* [Task input]
::::::::::

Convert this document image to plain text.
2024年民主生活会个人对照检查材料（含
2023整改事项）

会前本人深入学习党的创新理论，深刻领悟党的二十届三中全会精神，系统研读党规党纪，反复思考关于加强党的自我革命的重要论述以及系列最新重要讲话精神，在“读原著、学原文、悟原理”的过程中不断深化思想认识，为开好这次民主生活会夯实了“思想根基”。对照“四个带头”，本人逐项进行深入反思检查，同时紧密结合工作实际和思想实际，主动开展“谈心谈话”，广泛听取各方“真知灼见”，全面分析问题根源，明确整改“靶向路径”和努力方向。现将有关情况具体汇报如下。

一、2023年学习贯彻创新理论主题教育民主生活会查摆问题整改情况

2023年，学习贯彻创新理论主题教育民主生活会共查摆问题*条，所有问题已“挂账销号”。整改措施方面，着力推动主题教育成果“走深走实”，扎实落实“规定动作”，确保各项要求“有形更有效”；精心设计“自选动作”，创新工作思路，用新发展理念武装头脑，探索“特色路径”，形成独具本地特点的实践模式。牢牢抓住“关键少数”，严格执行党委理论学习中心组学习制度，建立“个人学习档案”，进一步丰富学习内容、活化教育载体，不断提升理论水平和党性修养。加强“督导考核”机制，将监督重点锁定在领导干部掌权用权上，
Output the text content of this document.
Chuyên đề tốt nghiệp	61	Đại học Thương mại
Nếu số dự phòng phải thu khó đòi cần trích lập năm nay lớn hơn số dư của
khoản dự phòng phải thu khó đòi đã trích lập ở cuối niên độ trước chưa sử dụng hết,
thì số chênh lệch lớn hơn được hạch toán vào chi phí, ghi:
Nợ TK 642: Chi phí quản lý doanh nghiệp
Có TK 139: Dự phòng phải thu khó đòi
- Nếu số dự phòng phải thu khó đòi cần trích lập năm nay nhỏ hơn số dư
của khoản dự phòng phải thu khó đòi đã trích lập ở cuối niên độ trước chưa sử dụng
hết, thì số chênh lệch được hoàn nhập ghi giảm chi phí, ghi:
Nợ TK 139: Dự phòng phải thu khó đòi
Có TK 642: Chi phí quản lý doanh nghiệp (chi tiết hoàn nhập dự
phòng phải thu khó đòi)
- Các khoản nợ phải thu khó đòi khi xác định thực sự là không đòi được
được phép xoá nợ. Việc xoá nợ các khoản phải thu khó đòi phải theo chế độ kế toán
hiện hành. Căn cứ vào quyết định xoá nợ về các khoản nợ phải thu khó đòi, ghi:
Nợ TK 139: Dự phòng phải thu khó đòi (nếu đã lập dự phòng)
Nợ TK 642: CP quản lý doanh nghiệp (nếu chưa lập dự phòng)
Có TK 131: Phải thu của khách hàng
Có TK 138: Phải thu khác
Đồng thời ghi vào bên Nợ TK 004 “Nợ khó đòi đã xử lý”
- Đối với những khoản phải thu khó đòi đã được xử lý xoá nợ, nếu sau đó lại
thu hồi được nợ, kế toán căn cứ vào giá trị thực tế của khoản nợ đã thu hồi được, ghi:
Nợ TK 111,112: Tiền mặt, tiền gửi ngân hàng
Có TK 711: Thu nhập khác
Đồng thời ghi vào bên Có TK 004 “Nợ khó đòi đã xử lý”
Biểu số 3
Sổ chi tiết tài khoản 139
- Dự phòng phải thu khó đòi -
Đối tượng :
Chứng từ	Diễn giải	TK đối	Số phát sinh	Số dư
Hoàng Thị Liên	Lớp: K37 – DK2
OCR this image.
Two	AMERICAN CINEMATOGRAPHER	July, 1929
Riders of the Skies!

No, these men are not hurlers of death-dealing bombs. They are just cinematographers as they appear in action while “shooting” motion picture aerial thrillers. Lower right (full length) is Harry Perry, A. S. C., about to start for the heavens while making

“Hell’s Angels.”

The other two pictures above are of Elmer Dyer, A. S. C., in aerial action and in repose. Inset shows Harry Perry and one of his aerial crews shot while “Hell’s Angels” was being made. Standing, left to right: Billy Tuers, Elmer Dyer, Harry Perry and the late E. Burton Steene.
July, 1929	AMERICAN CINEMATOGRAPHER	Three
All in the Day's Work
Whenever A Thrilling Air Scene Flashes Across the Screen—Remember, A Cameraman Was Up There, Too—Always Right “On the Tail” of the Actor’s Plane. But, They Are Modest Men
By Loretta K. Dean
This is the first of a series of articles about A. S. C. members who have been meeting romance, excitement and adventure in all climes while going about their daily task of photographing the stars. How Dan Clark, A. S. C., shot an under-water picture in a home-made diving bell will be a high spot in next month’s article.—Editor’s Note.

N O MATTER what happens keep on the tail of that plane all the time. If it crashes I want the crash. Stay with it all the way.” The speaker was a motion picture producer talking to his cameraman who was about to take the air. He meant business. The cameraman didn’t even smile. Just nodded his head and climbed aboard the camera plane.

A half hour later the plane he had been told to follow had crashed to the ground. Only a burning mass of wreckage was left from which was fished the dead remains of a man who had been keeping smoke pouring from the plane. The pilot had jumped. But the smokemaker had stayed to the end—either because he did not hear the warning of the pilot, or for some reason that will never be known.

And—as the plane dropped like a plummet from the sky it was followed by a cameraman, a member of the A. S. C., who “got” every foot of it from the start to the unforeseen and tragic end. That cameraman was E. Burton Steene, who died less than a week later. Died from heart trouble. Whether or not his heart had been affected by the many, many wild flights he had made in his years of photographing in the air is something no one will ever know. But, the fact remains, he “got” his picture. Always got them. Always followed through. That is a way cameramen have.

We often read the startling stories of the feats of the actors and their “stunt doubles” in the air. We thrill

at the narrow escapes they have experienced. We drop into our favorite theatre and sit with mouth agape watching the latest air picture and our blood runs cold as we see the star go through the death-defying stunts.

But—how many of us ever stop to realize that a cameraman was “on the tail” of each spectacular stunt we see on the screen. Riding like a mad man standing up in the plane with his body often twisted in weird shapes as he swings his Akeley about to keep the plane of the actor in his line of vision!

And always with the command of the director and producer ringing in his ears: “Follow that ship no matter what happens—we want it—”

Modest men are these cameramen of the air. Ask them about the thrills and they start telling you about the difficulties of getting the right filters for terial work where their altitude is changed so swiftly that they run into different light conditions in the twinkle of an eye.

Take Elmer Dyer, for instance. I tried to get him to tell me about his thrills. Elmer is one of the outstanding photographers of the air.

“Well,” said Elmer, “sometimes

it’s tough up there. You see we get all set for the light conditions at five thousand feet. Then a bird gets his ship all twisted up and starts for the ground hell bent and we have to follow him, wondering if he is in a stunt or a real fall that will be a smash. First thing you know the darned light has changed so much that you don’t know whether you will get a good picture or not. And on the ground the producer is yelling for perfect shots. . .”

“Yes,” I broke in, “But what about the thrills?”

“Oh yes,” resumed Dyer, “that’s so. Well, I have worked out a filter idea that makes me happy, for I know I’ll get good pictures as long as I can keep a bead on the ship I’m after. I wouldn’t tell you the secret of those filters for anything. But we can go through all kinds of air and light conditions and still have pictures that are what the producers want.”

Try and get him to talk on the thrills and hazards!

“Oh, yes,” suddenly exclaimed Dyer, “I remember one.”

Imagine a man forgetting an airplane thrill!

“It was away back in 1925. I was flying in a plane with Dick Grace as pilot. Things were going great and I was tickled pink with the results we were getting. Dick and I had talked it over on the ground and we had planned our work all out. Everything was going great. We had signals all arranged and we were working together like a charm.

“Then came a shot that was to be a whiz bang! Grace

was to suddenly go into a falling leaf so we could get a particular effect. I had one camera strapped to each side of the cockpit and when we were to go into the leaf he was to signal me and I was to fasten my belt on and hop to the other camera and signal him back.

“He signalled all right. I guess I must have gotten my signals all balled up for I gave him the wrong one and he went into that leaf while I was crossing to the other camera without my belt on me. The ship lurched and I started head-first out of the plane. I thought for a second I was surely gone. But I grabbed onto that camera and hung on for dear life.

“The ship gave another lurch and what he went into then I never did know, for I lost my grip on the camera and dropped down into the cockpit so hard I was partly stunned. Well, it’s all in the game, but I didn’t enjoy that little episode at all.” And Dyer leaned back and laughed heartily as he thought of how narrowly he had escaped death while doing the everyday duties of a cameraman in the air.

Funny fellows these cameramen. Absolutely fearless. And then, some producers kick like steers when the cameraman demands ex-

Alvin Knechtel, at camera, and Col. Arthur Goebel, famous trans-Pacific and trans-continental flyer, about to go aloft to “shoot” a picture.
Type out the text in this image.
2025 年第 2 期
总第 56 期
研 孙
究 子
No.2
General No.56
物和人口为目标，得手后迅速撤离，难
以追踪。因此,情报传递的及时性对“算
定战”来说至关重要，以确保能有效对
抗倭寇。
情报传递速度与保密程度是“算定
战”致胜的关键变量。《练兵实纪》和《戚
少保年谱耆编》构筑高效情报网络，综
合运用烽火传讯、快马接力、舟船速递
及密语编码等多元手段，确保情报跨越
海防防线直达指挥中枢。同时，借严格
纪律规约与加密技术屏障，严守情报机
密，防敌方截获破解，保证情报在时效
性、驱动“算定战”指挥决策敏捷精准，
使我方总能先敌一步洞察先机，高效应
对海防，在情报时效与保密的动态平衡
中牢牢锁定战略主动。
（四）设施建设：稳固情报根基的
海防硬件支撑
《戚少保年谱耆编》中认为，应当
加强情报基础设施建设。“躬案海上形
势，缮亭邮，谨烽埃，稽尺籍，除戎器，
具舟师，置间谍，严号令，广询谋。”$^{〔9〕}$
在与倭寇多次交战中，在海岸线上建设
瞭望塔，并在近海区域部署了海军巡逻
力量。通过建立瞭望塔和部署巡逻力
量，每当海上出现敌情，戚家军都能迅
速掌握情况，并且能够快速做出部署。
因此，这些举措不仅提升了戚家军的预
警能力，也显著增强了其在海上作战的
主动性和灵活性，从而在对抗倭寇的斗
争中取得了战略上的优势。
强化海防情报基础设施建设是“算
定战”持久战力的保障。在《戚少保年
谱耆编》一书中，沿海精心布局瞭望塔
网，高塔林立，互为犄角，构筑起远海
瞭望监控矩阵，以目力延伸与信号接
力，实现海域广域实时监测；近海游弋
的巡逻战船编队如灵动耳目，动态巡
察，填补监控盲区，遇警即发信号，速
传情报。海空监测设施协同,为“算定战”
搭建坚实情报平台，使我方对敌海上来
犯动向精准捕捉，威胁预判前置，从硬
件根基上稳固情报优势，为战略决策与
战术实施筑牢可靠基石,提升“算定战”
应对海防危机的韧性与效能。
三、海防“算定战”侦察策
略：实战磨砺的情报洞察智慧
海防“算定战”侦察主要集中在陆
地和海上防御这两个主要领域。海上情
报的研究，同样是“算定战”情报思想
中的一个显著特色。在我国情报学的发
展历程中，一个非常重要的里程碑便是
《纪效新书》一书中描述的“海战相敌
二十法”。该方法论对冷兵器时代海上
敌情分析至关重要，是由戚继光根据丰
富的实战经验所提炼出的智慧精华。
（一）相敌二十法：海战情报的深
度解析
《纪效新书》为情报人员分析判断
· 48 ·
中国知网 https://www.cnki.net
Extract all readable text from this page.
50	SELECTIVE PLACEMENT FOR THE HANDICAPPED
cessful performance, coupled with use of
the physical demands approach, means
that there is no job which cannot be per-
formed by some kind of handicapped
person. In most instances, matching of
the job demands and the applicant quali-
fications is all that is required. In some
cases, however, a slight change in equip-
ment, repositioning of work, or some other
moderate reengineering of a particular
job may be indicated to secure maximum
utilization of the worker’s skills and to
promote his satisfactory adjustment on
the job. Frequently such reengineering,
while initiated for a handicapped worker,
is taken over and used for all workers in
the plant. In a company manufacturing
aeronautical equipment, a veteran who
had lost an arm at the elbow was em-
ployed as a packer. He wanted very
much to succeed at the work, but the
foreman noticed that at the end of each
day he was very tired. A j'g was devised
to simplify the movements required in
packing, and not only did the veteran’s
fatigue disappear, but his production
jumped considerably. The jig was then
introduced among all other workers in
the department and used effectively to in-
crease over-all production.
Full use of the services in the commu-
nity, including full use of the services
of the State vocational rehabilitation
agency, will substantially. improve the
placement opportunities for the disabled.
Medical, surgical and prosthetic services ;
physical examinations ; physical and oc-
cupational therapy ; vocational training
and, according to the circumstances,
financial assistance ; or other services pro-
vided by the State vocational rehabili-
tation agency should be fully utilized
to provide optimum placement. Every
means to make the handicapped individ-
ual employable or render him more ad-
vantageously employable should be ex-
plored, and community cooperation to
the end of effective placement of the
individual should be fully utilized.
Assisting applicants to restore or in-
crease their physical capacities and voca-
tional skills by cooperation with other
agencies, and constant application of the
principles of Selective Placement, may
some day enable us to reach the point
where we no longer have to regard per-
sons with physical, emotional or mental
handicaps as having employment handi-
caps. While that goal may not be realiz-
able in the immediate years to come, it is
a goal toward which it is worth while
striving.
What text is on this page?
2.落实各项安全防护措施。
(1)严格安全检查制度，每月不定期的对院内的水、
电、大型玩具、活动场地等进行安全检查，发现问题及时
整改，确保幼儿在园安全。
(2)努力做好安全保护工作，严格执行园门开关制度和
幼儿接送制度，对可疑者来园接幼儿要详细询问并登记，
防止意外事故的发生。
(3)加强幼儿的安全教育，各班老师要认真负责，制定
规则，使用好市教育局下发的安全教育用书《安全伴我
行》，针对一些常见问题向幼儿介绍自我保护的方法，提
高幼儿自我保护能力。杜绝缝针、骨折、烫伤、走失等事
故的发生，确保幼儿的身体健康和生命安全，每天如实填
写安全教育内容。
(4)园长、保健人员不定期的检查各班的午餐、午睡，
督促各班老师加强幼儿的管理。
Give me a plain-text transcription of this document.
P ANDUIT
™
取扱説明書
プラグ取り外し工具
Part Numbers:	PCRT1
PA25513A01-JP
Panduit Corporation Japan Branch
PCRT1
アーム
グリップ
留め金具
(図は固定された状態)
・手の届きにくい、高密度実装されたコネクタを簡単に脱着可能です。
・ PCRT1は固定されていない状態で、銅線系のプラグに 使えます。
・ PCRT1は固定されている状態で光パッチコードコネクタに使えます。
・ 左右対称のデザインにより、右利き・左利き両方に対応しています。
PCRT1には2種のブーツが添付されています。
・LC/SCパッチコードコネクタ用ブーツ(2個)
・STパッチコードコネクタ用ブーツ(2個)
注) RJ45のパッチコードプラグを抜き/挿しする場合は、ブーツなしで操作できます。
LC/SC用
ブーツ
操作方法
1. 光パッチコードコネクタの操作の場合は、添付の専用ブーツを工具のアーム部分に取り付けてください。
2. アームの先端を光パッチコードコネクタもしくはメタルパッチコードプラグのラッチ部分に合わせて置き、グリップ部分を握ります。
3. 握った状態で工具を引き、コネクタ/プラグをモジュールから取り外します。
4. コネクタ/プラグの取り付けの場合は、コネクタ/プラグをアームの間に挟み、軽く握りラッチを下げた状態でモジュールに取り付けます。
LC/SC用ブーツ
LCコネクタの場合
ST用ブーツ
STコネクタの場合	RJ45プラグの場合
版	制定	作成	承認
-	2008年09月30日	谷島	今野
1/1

::::::::::

Each line that holds the word "plain" is to be copied.

Convert this document image to plain text.
Give me a plain-text transcription of this document.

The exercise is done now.